Required work:
Would you return the complete listing below word for word?

BEGIN

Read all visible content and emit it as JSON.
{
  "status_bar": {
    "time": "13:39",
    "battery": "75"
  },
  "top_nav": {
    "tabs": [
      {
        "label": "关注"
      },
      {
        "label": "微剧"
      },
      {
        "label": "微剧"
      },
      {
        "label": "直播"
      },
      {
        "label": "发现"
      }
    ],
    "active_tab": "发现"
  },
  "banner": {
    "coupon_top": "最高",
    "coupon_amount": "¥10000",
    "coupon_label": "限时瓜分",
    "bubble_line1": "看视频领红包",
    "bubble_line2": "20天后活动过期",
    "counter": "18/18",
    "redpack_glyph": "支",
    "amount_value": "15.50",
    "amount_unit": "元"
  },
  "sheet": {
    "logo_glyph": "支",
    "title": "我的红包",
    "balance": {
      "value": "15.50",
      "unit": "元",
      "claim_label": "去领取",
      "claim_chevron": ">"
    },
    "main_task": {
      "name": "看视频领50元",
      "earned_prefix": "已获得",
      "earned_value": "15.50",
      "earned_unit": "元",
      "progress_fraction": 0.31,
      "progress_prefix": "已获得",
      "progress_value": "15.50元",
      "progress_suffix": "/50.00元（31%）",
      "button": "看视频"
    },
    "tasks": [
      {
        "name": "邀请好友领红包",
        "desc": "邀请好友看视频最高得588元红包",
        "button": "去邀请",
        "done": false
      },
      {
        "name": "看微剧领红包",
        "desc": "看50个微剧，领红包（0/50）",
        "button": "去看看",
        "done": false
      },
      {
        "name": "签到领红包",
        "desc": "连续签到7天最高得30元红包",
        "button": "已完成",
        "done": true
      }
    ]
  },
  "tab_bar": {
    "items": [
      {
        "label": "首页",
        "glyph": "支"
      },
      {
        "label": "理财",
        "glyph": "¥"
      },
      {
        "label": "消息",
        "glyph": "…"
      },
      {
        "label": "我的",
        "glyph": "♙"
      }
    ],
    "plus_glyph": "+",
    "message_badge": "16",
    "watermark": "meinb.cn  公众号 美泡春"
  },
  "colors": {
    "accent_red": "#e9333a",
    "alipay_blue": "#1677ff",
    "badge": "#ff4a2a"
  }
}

END

Task answer:
Read all visible content and emit it as JSON.
{
  "status_bar": {
    "time": "13:39",
    "battery": "75"
  },
  "top_nav": {
    "tabs": [
      {
        "label": "关注"
      },
      {
        "label": "微剧"
      },
      {
        "label": "微剧"
      },
      {
        "label": "直播"
      },
      {
        "label": "发现"
      }
    ],
    "active_tab": "发现"
  },
  "banner": {
    "coupon_top": "最高",
    "coupon_amount": "¥10000",
    "coupon_label": "限时瓜分",
    "bubble_line1": "看视频领红包",
    "bubble_line2": "20天后活动过期",
    "counter": "18/18",
    "redpack_glyph": "支",
    "amount_value": "15.50",
    "amount_unit": "元"
  },
  "sheet": {
    "logo_glyph": "支",
    "title": "我的红包",
    "balance": {
      "value": "15.50",
      "unit": "元",
      "claim_label": "去领取",
      "claim_chevron": ">"
    },
    "main_task": {
      "name": "看视频领50元",
      "earned_prefix": "已获得",
      "earned_value": "15.50",
      "earned_unit": "元",
      "progress_fraction": 0.31,
      "progress_prefix": "已获得",
      "progress_value": "15.50元",
      "progress_suffix": "/50.00元（31%）",
      "button": "看视频"
    },
    "tasks": [
      {
        "name": "邀请好友领红包",
        "desc": "邀请好友看视频最高得588元红包",
        "button": "去邀请",
        "done": false
      },
      {
        "name": "看微剧领红包",
        "desc": "看50个微剧，领红包（0/50）",
        "button": "去看看",
        "done": false
      },
      {
        "name": "签到领红包",
        "desc": "连续签到7天最高得30元红包",
        "button": "已完成",
        "done": true
      }
    ]
  },
  "tab_bar": {
    "items": [
      {
        "label": "首页",
        "glyph": "支"
      },
      {
        "label": "理财",
        "glyph": "¥"
      },
      {
        "label": "消息",
        "glyph": "…"
      },
      {
        "label": "我的",
        "glyph": "♙"
      }
    ],
    "plus_glyph": "+",
    "message_badge": "16",
    "watermark": "meinb.cn  公众号 美泡春"
  },
  "colors": {
    "accent_red": "#e9333a",
    "alipay_blue": "#1677ff",
    "badge": "#ff4a2a"
  }
}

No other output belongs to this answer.